The request :: Without skipping anything, write out each record below exactly.

Input data ::
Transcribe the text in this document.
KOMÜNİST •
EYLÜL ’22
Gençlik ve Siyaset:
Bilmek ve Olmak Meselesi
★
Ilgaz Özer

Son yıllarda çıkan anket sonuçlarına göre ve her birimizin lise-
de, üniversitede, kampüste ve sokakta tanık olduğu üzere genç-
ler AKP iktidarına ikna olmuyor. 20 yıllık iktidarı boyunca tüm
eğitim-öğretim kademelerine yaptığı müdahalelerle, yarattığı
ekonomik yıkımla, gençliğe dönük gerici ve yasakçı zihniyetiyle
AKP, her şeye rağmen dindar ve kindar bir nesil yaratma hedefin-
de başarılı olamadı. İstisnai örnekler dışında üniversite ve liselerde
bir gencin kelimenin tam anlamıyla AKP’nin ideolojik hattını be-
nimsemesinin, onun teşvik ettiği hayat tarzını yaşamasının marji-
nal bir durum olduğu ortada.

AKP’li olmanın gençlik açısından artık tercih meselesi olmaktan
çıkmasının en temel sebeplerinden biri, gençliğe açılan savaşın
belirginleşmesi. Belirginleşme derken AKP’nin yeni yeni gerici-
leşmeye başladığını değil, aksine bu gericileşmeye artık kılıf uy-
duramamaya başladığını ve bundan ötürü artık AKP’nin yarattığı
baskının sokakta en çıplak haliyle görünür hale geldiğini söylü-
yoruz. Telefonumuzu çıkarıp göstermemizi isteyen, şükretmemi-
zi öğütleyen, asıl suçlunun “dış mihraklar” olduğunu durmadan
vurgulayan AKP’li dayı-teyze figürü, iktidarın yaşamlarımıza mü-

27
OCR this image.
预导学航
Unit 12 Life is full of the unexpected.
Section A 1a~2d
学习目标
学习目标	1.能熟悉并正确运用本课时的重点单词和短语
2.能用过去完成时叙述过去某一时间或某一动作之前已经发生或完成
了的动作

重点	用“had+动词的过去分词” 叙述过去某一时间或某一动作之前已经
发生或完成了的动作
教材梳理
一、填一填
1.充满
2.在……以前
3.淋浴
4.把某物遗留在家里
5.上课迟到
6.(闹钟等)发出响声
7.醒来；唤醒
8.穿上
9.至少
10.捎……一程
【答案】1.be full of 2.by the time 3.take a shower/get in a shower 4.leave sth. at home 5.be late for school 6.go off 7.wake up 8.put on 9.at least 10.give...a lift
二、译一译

Completed exercise ::
Transcribe the text in this document.
KOMÜNİST •
EYLÜL ’22
Gençlik ve Siyaset:
Bilmek ve Olmak Meselesi
★
Ilgaz Özer

Son yıllarda çıkan anket sonuçlarına göre ve her birimizin lise-
de, üniversitede, kampüste ve sokakta tanık olduğu üzere genç-
ler AKP iktidarına ikna olmuyor. 20 yıllık iktidarı boyunca tüm
eğitim-öğretim kademelerine yaptığı müdahalelerle, yarattığı
ekonomik yıkımla, gençliğe dönük gerici ve yasakçı zihniyetiyle
AKP, her şeye rağmen dindar ve kindar bir nesil yaratma hedefin-
de başarılı olamadı. İstisnai örnekler dışında üniversite ve liselerde
bir gencin kelimenin tam anlamıyla AKP’nin ideolojik hattını be-
nimsemesinin, onun teşvik ettiği hayat tarzını yaşamasının marji-
nal bir durum olduğu ortada.

AKP’li olmanın gençlik açısından artık tercih meselesi olmaktan
çıkmasının en temel sebeplerinden biri, gençliğe açılan savaşın
belirginleşmesi. Belirginleşme derken AKP’nin yeni yeni gerici-
leşmeye başladığını değil, aksine bu gericileşmeye artık kılıf uy-
duramamaya başladığını ve bundan ötürü artık AKP’nin yarattığı
baskının sokakta en çıplak haliyle görünür hale geldiğini söylü-
yoruz. Telefonumuzu çıkarıp göstermemizi isteyen, şükretmemi-
zi öğütleyen, asıl suçlunun “dış mihraklar” olduğunu durmadan
vurgulayan AKP’li dayı-teyze figürü, iktidarın yaşamlarımıza mü-

27
OCR this image.
预导学航
Unit 12 Life is full of the unexpected.
Section A 1a~2d
学习目标
学习目标	1.能熟悉并正确运用本课时的重点单词和短语
2.能用过去完成时叙述过去某一时间或某一动作之前已经发生或完成
了的动作

重点	用“had+动词的过去分词” 叙述过去某一时间或某一动作之前已经
发生或完成了的动作
教材梳理
一、填一填
1.充满
2.在……以前
3.淋浴
4.把某物遗留在家里
5.上课迟到
6.(闹钟等)发出响声
7.醒来；唤醒
8.穿上
9.至少
10.捎……一程
【答案】1.be full of 2.by the time 3.take a shower/get in a shower 4.leave sth. at home 5.be late for school 6.go off 7.wake up 8.put on 9.at least 10.give...a lift
二、译一译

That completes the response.